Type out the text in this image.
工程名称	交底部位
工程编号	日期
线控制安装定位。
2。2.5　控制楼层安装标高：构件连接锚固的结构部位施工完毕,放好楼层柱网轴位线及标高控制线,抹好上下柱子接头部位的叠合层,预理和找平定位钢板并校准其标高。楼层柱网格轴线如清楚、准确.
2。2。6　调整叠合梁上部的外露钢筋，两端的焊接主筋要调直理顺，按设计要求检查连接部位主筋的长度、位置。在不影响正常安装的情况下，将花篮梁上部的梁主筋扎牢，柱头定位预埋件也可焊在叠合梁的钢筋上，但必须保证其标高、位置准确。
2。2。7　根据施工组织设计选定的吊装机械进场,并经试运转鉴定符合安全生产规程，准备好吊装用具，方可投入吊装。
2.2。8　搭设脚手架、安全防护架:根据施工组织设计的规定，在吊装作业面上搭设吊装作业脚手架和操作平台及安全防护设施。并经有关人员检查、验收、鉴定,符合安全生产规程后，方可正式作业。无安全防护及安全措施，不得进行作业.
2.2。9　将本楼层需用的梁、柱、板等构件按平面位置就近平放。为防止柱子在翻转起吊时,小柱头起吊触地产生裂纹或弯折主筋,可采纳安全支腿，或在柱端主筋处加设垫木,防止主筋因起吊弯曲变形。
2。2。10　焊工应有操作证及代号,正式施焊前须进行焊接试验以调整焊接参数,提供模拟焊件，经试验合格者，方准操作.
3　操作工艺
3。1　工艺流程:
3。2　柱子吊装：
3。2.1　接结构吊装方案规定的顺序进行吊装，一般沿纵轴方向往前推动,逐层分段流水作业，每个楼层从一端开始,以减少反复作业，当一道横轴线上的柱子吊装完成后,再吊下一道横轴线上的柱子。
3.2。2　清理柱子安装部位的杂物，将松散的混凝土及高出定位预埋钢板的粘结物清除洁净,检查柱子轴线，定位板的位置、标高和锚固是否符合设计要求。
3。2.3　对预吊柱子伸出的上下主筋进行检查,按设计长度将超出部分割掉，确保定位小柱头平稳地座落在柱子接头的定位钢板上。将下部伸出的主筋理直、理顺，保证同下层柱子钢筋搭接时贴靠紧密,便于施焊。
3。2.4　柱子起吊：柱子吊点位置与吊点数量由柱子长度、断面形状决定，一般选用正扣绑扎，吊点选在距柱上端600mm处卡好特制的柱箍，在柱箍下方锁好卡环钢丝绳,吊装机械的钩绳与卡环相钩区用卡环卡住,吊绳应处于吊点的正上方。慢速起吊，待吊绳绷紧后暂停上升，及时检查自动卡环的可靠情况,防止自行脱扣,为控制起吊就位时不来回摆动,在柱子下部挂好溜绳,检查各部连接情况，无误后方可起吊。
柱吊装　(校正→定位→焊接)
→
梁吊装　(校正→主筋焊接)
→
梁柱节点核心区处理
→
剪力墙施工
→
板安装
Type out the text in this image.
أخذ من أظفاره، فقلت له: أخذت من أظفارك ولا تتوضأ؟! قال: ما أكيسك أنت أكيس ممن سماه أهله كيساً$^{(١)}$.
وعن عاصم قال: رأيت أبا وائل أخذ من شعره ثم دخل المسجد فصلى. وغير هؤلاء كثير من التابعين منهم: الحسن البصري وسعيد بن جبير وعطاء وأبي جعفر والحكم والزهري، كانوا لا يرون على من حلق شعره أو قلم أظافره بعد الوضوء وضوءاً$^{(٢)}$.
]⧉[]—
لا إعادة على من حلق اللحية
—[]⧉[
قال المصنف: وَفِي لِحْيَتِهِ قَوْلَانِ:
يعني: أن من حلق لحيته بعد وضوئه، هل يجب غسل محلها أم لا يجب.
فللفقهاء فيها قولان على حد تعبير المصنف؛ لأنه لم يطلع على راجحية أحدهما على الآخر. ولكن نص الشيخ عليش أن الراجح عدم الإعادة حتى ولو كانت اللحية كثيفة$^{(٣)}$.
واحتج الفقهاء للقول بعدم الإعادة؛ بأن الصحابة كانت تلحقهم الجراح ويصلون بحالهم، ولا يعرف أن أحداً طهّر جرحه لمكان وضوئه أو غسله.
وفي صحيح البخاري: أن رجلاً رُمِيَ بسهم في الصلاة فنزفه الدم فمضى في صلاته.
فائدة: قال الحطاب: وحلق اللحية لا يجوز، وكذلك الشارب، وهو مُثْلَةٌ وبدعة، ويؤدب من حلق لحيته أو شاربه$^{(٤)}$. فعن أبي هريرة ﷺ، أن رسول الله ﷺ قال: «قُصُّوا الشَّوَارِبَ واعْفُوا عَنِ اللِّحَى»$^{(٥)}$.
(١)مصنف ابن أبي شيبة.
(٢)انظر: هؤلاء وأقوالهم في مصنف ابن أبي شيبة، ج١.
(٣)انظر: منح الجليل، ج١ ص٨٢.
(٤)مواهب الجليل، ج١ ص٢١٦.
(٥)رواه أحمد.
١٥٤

= = = =

SHORT EXERCISE ▸ Write out the entries above once more, without altering anything.

EXERCISE ANSWER ▸
Type out the text in this image.
工程名称	交底部位
工程编号	日期
线控制安装定位。
2。2.5　控制楼层安装标高：构件连接锚固的结构部位施工完毕,放好楼层柱网轴位线及标高控制线,抹好上下柱子接头部位的叠合层,预理和找平定位钢板并校准其标高。楼层柱网格轴线如清楚、准确.
2。2。6　调整叠合梁上部的外露钢筋，两端的焊接主筋要调直理顺，按设计要求检查连接部位主筋的长度、位置。在不影响正常安装的情况下，将花篮梁上部的梁主筋扎牢，柱头定位预埋件也可焊在叠合梁的钢筋上，但必须保证其标高、位置准确。
2。2。7　根据施工组织设计选定的吊装机械进场,并经试运转鉴定符合安全生产规程，准备好吊装用具，方可投入吊装。
2.2。8　搭设脚手架、安全防护架:根据施工组织设计的规定，在吊装作业面上搭设吊装作业脚手架和操作平台及安全防护设施。并经有关人员检查、验收、鉴定,符合安全生产规程后，方可正式作业。无安全防护及安全措施，不得进行作业.
2.2。9　将本楼层需用的梁、柱、板等构件按平面位置就近平放。为防止柱子在翻转起吊时,小柱头起吊触地产生裂纹或弯折主筋,可采纳安全支腿，或在柱端主筋处加设垫木,防止主筋因起吊弯曲变形。
2。2。10　焊工应有操作证及代号,正式施焊前须进行焊接试验以调整焊接参数,提供模拟焊件，经试验合格者，方准操作.
3　操作工艺
3。1　工艺流程:
3。2　柱子吊装：
3。2.1　接结构吊装方案规定的顺序进行吊装，一般沿纵轴方向往前推动,逐层分段流水作业，每个楼层从一端开始,以减少反复作业，当一道横轴线上的柱子吊装完成后,再吊下一道横轴线上的柱子。
3.2。2　清理柱子安装部位的杂物，将松散的混凝土及高出定位预埋钢板的粘结物清除洁净,检查柱子轴线，定位板的位置、标高和锚固是否符合设计要求。
3。2.3　对预吊柱子伸出的上下主筋进行检查,按设计长度将超出部分割掉，确保定位小柱头平稳地座落在柱子接头的定位钢板上。将下部伸出的主筋理直、理顺，保证同下层柱子钢筋搭接时贴靠紧密,便于施焊。
3。2.4　柱子起吊：柱子吊点位置与吊点数量由柱子长度、断面形状决定，一般选用正扣绑扎，吊点选在距柱上端600mm处卡好特制的柱箍，在柱箍下方锁好卡环钢丝绳,吊装机械的钩绳与卡环相钩区用卡环卡住,吊绳应处于吊点的正上方。慢速起吊，待吊绳绷紧后暂停上升，及时检查自动卡环的可靠情况,防止自行脱扣,为控制起吊就位时不来回摆动,在柱子下部挂好溜绳,检查各部连接情况，无误后方可起吊。
柱吊装　(校正→定位→焊接)
→
梁吊装　(校正→主筋焊接)
→
梁柱节点核心区处理
→
剪力墙施工
→
板安装
Type out the text in this image.
أخذ من أظفاره، فقلت له: أخذت من أظفارك ولا تتوضأ؟! قال: ما أكيسك أنت أكيس ممن سماه أهله كيساً$^{(١)}$.
وعن عاصم قال: رأيت أبا وائل أخذ من شعره ثم دخل المسجد فصلى. وغير هؤلاء كثير من التابعين منهم: الحسن البصري وسعيد بن جبير وعطاء وأبي جعفر والحكم والزهري، كانوا لا يرون على من حلق شعره أو قلم أظافره بعد الوضوء وضوءاً$^{(٢)}$.
]⧉[]—
لا إعادة على من حلق اللحية
—[]⧉[
قال المصنف: وَفِي لِحْيَتِهِ قَوْلَانِ:
يعني: أن من حلق لحيته بعد وضوئه، هل يجب غسل محلها أم لا يجب.
فللفقهاء فيها قولان على حد تعبير المصنف؛ لأنه لم يطلع على راجحية أحدهما على الآخر. ولكن نص الشيخ عليش أن الراجح عدم الإعادة حتى ولو كانت اللحية كثيفة$^{(٣)}$.
واحتج الفقهاء للقول بعدم الإعادة؛ بأن الصحابة كانت تلحقهم الجراح ويصلون بحالهم، ولا يعرف أن أحداً طهّر جرحه لمكان وضوئه أو غسله.
وفي صحيح البخاري: أن رجلاً رُمِيَ بسهم في الصلاة فنزفه الدم فمضى في صلاته.
فائدة: قال الحطاب: وحلق اللحية لا يجوز، وكذلك الشارب، وهو مُثْلَةٌ وبدعة، ويؤدب من حلق لحيته أو شاربه$^{(٤)}$. فعن أبي هريرة ﷺ، أن رسول الله ﷺ قال: «قُصُّوا الشَّوَارِبَ واعْفُوا عَنِ اللِّحَى»$^{(٥)}$.
(١)مصنف ابن أبي شيبة.
(٢)انظر: هؤلاء وأقوالهم في مصنف ابن أبي شيبة، ج١.
(٣)انظر: منح الجليل، ج١ ص٨٢.
(٤)مواهب الجليل، ج١ ص٢١٦.
(٥)رواه أحمد.
١٥٤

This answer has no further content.